-- Begin Extracted records --

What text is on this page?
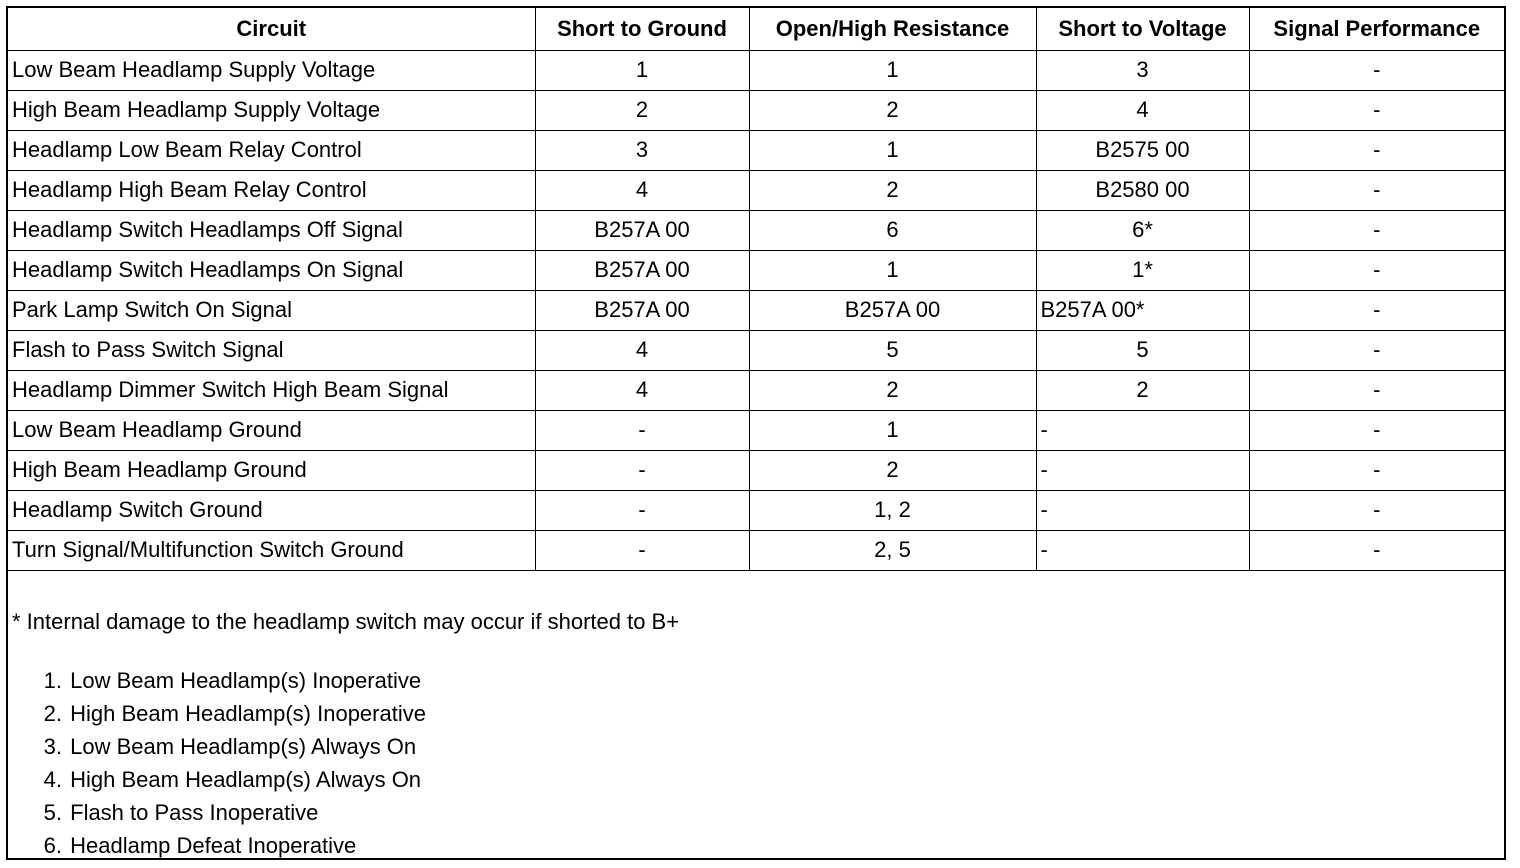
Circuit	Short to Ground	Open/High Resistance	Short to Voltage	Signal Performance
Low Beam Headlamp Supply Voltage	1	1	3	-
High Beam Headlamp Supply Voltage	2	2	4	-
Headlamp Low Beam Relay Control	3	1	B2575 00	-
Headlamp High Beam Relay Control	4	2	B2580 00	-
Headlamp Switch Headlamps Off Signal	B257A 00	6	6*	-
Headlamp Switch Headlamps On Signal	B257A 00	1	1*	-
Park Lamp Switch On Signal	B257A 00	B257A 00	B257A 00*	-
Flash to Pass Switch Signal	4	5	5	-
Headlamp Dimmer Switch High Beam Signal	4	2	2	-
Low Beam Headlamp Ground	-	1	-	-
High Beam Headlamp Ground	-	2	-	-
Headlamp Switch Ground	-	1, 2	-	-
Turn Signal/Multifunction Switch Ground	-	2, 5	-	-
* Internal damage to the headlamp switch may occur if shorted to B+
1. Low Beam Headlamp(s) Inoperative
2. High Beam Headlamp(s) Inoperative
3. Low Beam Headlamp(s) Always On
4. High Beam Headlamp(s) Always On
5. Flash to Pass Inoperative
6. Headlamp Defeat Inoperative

-- End Extracted records --

Your answer should be a single number: the count of lines in the entries that contain the word "Control".

### Result of this task
2